WORK TO COMPLETE:
Your task is to reproduce the material exactly.

— start SUPPLIED RECORDS —

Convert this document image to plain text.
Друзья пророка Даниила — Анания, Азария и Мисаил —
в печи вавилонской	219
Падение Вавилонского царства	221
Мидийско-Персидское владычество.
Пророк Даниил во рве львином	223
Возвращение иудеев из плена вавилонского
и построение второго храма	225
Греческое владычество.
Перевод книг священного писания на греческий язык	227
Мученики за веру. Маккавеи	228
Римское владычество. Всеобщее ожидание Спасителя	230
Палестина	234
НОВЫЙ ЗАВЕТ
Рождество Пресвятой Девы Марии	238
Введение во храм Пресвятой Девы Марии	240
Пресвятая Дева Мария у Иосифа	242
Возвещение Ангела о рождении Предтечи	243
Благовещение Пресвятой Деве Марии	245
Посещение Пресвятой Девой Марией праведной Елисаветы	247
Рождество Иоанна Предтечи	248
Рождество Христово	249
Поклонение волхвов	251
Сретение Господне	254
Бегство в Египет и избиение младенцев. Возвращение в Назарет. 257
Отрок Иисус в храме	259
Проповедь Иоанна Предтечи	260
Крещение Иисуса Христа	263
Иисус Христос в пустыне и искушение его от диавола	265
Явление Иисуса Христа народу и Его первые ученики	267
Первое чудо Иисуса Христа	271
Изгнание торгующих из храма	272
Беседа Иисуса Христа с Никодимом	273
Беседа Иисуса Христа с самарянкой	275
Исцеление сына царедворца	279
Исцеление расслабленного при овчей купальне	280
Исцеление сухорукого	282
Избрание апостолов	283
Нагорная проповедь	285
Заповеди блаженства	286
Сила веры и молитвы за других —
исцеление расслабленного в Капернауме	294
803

— end SUPPLIED RECORDS —

CORRECT RESULT:
Convert this document image to plain text.
Друзья пророка Даниила — Анания, Азария и Мисаил —
в печи вавилонской	219
Падение Вавилонского царства	221
Мидийско-Персидское владычество.
Пророк Даниил во рве львином	223
Возвращение иудеев из плена вавилонского
и построение второго храма	225
Греческое владычество.
Перевод книг священного писания на греческий язык	227
Мученики за веру. Маккавеи	228
Римское владычество. Всеобщее ожидание Спасителя	230
Палестина	234
НОВЫЙ ЗАВЕТ
Рождество Пресвятой Девы Марии	238
Введение во храм Пресвятой Девы Марии	240
Пресвятая Дева Мария у Иосифа	242
Возвещение Ангела о рождении Предтечи	243
Благовещение Пресвятой Деве Марии	245
Посещение Пресвятой Девой Марией праведной Елисаветы	247
Рождество Иоанна Предтечи	248
Рождество Христово	249
Поклонение волхвов	251
Сретение Господне	254
Бегство в Египет и избиение младенцев. Возвращение в Назарет. 257
Отрок Иисус в храме	259
Проповедь Иоанна Предтечи	260
Крещение Иисуса Христа	263
Иисус Христос в пустыне и искушение его от диавола	265
Явление Иисуса Христа народу и Его первые ученики	267
Первое чудо Иисуса Христа	271
Изгнание торгующих из храма	272
Беседа Иисуса Христа с Никодимом	273
Беседа Иисуса Христа с самарянкой	275
Исцеление сына царедворца	279
Исцеление расслабленного при овчей купальне	280
Исцеление сухорукого	282
Избрание апостолов	283
Нагорная проповедь	285
Заповеди блаженства	286
Сила веры и молитвы за других —
исцеление расслабленного в Капернауме	294
803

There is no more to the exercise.